Repeat exactly each line of the data provided below.

### [Exercise data]
● ● ● ● ● ● ●

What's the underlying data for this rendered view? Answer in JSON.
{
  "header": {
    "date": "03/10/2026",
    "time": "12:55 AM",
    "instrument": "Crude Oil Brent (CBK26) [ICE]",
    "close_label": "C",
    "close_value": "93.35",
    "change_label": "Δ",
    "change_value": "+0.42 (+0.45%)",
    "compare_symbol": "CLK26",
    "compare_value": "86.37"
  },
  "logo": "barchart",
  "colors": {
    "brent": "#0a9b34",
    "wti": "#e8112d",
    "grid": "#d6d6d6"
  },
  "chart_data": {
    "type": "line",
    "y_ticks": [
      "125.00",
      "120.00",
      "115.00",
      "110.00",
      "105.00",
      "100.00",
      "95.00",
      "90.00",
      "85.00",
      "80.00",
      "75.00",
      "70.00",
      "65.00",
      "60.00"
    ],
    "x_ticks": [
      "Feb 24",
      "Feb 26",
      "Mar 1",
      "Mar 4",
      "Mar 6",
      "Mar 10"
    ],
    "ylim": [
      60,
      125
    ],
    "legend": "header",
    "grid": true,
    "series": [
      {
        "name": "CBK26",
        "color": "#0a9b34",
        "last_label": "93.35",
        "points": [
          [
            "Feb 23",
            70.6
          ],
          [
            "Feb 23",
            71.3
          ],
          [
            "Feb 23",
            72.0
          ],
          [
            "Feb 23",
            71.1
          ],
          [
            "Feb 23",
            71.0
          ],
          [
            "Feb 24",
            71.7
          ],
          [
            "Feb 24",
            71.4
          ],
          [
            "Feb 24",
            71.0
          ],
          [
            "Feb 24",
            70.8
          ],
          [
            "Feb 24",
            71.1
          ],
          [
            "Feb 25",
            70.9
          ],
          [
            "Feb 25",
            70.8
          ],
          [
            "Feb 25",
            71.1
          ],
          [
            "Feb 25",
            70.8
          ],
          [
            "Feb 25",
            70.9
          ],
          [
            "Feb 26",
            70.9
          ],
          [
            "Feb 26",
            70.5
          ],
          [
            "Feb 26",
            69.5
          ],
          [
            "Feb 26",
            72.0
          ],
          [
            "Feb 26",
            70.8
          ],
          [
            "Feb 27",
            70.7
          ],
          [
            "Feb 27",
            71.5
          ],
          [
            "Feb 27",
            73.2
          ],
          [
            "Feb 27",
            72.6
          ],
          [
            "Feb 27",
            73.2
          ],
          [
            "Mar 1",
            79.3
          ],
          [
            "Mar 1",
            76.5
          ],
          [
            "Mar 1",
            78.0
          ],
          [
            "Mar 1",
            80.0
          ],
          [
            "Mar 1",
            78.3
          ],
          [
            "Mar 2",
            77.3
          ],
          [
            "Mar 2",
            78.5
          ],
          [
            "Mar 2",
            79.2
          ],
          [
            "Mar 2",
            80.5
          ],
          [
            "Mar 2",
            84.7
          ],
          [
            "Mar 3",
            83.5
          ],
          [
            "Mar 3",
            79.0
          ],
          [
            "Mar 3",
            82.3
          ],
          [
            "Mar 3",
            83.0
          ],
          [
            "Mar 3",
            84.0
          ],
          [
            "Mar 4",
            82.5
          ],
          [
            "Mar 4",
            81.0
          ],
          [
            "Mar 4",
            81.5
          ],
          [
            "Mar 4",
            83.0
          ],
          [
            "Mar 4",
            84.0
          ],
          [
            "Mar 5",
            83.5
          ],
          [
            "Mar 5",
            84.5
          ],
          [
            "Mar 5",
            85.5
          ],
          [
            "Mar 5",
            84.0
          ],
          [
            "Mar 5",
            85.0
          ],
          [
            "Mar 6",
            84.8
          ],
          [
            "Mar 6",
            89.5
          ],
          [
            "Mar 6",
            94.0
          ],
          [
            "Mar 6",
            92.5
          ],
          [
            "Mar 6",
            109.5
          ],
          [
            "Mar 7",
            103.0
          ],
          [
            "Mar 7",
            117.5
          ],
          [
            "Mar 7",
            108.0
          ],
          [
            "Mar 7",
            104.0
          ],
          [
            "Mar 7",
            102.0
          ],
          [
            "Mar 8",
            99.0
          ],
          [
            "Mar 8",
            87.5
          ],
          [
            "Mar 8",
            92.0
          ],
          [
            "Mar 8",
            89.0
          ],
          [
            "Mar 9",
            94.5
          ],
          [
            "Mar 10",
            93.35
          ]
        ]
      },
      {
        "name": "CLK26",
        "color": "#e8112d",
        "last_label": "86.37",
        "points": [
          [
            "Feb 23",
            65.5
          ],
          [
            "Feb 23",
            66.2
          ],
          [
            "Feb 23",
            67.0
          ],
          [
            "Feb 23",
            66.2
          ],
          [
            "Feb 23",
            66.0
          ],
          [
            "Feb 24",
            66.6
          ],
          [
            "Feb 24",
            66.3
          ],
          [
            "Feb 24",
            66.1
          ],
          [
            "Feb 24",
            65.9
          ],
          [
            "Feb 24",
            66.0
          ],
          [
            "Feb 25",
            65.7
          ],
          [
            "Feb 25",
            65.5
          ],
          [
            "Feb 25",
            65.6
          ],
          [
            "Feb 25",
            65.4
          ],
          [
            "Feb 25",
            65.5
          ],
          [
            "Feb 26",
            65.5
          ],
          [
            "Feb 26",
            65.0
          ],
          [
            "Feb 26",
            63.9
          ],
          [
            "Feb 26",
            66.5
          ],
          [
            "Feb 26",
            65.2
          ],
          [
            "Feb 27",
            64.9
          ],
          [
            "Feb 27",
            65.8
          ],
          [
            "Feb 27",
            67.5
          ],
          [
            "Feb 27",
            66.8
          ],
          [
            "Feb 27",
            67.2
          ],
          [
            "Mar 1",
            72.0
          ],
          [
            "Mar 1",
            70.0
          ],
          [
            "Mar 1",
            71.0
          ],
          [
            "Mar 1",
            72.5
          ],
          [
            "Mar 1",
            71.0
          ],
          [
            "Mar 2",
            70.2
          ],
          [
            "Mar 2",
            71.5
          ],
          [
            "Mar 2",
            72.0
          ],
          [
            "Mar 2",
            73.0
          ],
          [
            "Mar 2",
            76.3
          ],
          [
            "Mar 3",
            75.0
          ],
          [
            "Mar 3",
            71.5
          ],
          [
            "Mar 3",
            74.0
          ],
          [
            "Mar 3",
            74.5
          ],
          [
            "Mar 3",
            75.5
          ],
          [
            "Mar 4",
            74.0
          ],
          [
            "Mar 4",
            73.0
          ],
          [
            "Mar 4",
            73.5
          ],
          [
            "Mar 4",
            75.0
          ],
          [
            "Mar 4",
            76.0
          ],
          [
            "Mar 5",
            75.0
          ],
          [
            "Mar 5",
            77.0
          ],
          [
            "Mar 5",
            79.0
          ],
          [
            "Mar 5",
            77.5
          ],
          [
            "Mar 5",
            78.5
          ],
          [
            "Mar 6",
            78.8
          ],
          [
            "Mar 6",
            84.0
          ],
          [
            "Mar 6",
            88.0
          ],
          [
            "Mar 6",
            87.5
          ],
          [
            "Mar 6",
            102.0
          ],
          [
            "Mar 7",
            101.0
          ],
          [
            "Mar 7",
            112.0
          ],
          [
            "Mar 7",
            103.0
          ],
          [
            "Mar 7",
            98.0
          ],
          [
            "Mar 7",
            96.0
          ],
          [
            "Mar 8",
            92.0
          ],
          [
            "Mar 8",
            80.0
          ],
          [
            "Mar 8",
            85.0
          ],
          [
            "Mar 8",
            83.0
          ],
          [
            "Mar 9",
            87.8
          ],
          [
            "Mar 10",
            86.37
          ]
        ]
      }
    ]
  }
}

● ● ● ● ● ● ●

### [Answer for the task]
What's the underlying data for this rendered view? Answer in JSON.
{
  "header": {
    "date": "03/10/2026",
    "time": "12:55 AM",
    "instrument": "Crude Oil Brent (CBK26) [ICE]",
    "close_label": "C",
    "close_value": "93.35",
    "change_label": "Δ",
    "change_value": "+0.42 (+0.45%)",
    "compare_symbol": "CLK26",
    "compare_value": "86.37"
  },
  "logo": "barchart",
  "colors": {
    "brent": "#0a9b34",
    "wti": "#e8112d",
    "grid": "#d6d6d6"
  },
  "chart_data": {
    "type": "line",
    "y_ticks": [
      "125.00",
      "120.00",
      "115.00",
      "110.00",
      "105.00",
      "100.00",
      "95.00",
      "90.00",
      "85.00",
      "80.00",
      "75.00",
      "70.00",
      "65.00",
      "60.00"
    ],
    "x_ticks": [
      "Feb 24",
      "Feb 26",
      "Mar 1",
      "Mar 4",
      "Mar 6",
      "Mar 10"
    ],
    "ylim": [
      60,
      125
    ],
    "legend": "header",
    "grid": true,
    "series": [
      {
        "name": "CBK26",
        "color": "#0a9b34",
        "last_label": "93.35",
        "points": [
          [
            "Feb 23",
            70.6
          ],
          [
            "Feb 23",
            71.3
          ],
          [
            "Feb 23",
            72.0
          ],
          [
            "Feb 23",
            71.1
          ],
          [
            "Feb 23",
            71.0
          ],
          [
            "Feb 24",
            71.7
          ],
          [
            "Feb 24",
            71.4
          ],
          [
            "Feb 24",
            71.0
          ],
          [
            "Feb 24",
            70.8
          ],
          [
            "Feb 24",
            71.1
          ],
          [
            "Feb 25",
            70.9
          ],
          [
            "Feb 25",
            70.8
          ],
          [
            "Feb 25",
            71.1
          ],
          [
            "Feb 25",
            70.8
          ],
          [
            "Feb 25",
            70.9
          ],
          [
            "Feb 26",
            70.9
          ],
          [
            "Feb 26",
            70.5
          ],
          [
            "Feb 26",
            69.5
          ],
          [
            "Feb 26",
            72.0
          ],
          [
            "Feb 26",
            70.8
          ],
          [
            "Feb 27",
            70.7
          ],
          [
            "Feb 27",
            71.5
          ],
          [
            "Feb 27",
            73.2
          ],
          [
            "Feb 27",
            72.6
          ],
          [
            "Feb 27",
            73.2
          ],
          [
            "Mar 1",
            79.3
          ],
          [
            "Mar 1",
            76.5
          ],
          [
            "Mar 1",
            78.0
          ],
          [
            "Mar 1",
            80.0
          ],
          [
            "Mar 1",
            78.3
          ],
          [
            "Mar 2",
            77.3
          ],
          [
            "Mar 2",
            78.5
          ],
          [
            "Mar 2",
            79.2
          ],
          [
            "Mar 2",
            80.5
          ],
          [
            "Mar 2",
            84.7
          ],
          [
            "Mar 3",
            83.5
          ],
          [
            "Mar 3",
            79.0
          ],
          [
            "Mar 3",
            82.3
          ],
          [
            "Mar 3",
            83.0
          ],
          [
            "Mar 3",
            84.0
          ],
          [
            "Mar 4",
            82.5
          ],
          [
            "Mar 4",
            81.0
          ],
          [
            "Mar 4",
            81.5
          ],
          [
            "Mar 4",
            83.0
          ],
          [
            "Mar 4",
            84.0
          ],
          [
            "Mar 5",
            83.5
          ],
          [
            "Mar 5",
            84.5
          ],
          [
            "Mar 5",
            85.5
          ],
          [
            "Mar 5",
            84.0
          ],
          [
            "Mar 5",
            85.0
          ],
          [
            "Mar 6",
            84.8
          ],
          [
            "Mar 6",
            89.5
          ],
          [
            "Mar 6",
            94.0
          ],
          [
            "Mar 6",
            92.5
          ],
          [
            "Mar 6",
            109.5
          ],
          [
            "Mar 7",
            103.0
          ],
          [
            "Mar 7",
            117.5
          ],
          [
            "Mar 7",
            108.0
          ],
          [
            "Mar 7",
            104.0
          ],
          [
            "Mar 7",
            102.0
          ],
          [
            "Mar 8",
            99.0
          ],
          [
            "Mar 8",
            87.5
          ],
          [
            "Mar 8",
            92.0
          ],
          [
            "Mar 8",
            89.0
          ],
          [
            "Mar 9",
            94.5
          ],
          [
            "Mar 10",
            93.35
          ]
        ]
      },
      {
        "name": "CLK26",
        "color": "#e8112d",
        "last_label": "86.37",
        "points": [
          [
            "Feb 23",
            65.5
          ],
          [
            "Feb 23",
            66.2
          ],
          [
            "Feb 23",
            67.0
          ],
          [
            "Feb 23",
            66.2
          ],
          [
            "Feb 23",
            66.0
          ],
          [
            "Feb 24",
            66.6
          ],
          [
            "Feb 24",
            66.3
          ],
          [
            "Feb 24",
            66.1
          ],
          [
            "Feb 24",
            65.9
          ],
          [
            "Feb 24",
            66.0
          ],
          [
            "Feb 25",
            65.7
          ],
          [
            "Feb 25",
            65.5
          ],
          [
            "Feb 25",
            65.6
          ],
          [
            "Feb 25",
            65.4
          ],
          [
            "Feb 25",
            65.5
          ],
          [
            "Feb 26",
            65.5
          ],
          [
            "Feb 26",
            65.0
          ],
          [
            "Feb 26",
            63.9
          ],
          [
            "Feb 26",
            66.5
          ],
          [
            "Feb 26",
            65.2
          ],
          [
            "Feb 27",
            64.9
          ],
          [
            "Feb 27",
            65.8
          ],
          [
            "Feb 27",
            67.5
          ],
          [
            "Feb 27",
            66.8
          ],
          [
            "Feb 27",
            67.2
          ],
          [
            "Mar 1",
            72.0
          ],
          [
            "Mar 1",
            70.0
          ],
          [
            "Mar 1",
            71.0
          ],
          [
            "Mar 1",
            72.5
          ],
          [
            "Mar 1",
            71.0
          ],
          [
            "Mar 2",
            70.2
          ],
          [
            "Mar 2",
            71.5
          ],
          [
            "Mar 2",
            72.0
          ],
          [
            "Mar 2",
            73.0
          ],
          [
            "Mar 2",
            76.3
          ],
          [
            "Mar 3",
            75.0
          ],
          [
            "Mar 3",
            71.5
          ],
          [
            "Mar 3",
            74.0
          ],
          [
            "Mar 3",
            74.5
          ],
          [
            "Mar 3",
            75.5
          ],
          [
            "Mar 4",
            74.0
          ],
          [
            "Mar 4",
            73.0
          ],
          [
            "Mar 4",
            73.5
          ],
          [
            "Mar 4",
            75.0
          ],
          [
            "Mar 4",
            76.0
          ],
          [
            "Mar 5",
            75.0
          ],
          [
            "Mar 5",
            77.0
          ],
          [
            "Mar 5",
            79.0
          ],
          [
            "Mar 5",
            77.5
          ],
          [
            "Mar 5",
            78.5
          ],
          [
            "Mar 6",
            78.8
          ],
          [
            "Mar 6",
            84.0
          ],
          [
            "Mar 6",
            88.0
          ],
          [
            "Mar 6",
            87.5
          ],
          [
            "Mar 6",
            102.0
          ],
          [
            "Mar 7",
            101.0
          ],
          [
            "Mar 7",
            112.0
          ],
          [
            "Mar 7",
            103.0
          ],
          [
            "Mar 7",
            98.0
          ],
          [
            "Mar 7",
            96.0
          ],
          [
            "Mar 8",
            92.0
          ],
          [
            "Mar 8",
            80.0
          ],
          [
            "Mar 8",
            85.0
          ],
          [
            "Mar 8",
            83.0
          ],
          [
            "Mar 9",
            87.8
          ],
          [
            "Mar 10",
            86.37
          ]
        ]
      }
    ]
  }
}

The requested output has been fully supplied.